EXERCISE: Copy out all of the material exactly.
-- Begin --
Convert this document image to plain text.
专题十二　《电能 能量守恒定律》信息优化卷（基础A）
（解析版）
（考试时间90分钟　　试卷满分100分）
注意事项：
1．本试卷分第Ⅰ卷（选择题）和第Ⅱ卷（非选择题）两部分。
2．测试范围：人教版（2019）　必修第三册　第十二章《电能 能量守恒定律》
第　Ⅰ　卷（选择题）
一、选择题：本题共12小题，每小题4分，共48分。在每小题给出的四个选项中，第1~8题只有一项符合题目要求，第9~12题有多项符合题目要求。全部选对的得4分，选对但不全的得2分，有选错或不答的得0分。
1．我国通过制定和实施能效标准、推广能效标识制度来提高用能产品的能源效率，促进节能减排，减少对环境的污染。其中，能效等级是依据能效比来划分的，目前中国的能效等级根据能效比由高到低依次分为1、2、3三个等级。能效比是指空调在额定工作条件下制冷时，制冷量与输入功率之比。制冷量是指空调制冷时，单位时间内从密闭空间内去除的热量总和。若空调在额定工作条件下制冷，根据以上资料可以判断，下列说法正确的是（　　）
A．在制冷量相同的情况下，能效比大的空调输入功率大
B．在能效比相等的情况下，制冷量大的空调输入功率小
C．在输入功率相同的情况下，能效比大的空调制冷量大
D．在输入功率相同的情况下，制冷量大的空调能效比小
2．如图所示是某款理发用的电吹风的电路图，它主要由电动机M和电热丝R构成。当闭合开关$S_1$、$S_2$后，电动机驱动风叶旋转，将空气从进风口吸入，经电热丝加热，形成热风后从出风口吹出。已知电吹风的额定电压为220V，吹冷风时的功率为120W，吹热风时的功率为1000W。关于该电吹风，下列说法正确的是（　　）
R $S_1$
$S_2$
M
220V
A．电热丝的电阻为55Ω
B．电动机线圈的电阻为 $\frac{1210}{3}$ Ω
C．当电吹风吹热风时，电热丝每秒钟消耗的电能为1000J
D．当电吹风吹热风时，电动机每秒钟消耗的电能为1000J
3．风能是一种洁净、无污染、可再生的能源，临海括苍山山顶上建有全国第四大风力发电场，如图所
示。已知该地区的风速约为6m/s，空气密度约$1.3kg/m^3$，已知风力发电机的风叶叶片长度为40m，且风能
-- End --
FULL ANSWER:
Convert this document image to plain text.
专题十二　《电能 能量守恒定律》信息优化卷（基础A）
（解析版）
（考试时间90分钟　　试卷满分100分）
注意事项：
1．本试卷分第Ⅰ卷（选择题）和第Ⅱ卷（非选择题）两部分。
2．测试范围：人教版（2019）　必修第三册　第十二章《电能 能量守恒定律》
第　Ⅰ　卷（选择题）
一、选择题：本题共12小题，每小题4分，共48分。在每小题给出的四个选项中，第1~8题只有一项符合题目要求，第9~12题有多项符合题目要求。全部选对的得4分，选对但不全的得2分，有选错或不答的得0分。
1．我国通过制定和实施能效标准、推广能效标识制度来提高用能产品的能源效率，促进节能减排，减少对环境的污染。其中，能效等级是依据能效比来划分的，目前中国的能效等级根据能效比由高到低依次分为1、2、3三个等级。能效比是指空调在额定工作条件下制冷时，制冷量与输入功率之比。制冷量是指空调制冷时，单位时间内从密闭空间内去除的热量总和。若空调在额定工作条件下制冷，根据以上资料可以判断，下列说法正确的是（　　）
A．在制冷量相同的情况下，能效比大的空调输入功率大
B．在能效比相等的情况下，制冷量大的空调输入功率小
C．在输入功率相同的情况下，能效比大的空调制冷量大
D．在输入功率相同的情况下，制冷量大的空调能效比小
2．如图所示是某款理发用的电吹风的电路图，它主要由电动机M和电热丝R构成。当闭合开关$S_1$、$S_2$后，电动机驱动风叶旋转，将空气从进风口吸入，经电热丝加热，形成热风后从出风口吹出。已知电吹风的额定电压为220V，吹冷风时的功率为120W，吹热风时的功率为1000W。关于该电吹风，下列说法正确的是（　　）
R $S_1$
$S_2$
M
220V
A．电热丝的电阻为55Ω
B．电动机线圈的电阻为 $\frac{1210}{3}$ Ω
C．当电吹风吹热风时，电热丝每秒钟消耗的电能为1000J
D．当电吹风吹热风时，电动机每秒钟消耗的电能为1000J
3．风能是一种洁净、无污染、可再生的能源，临海括苍山山顶上建有全国第四大风力发电场，如图所
示。已知该地区的风速约为6m/s，空气密度约$1.3kg/m^3$，已知风力发电机的风叶叶片长度为40m，且风能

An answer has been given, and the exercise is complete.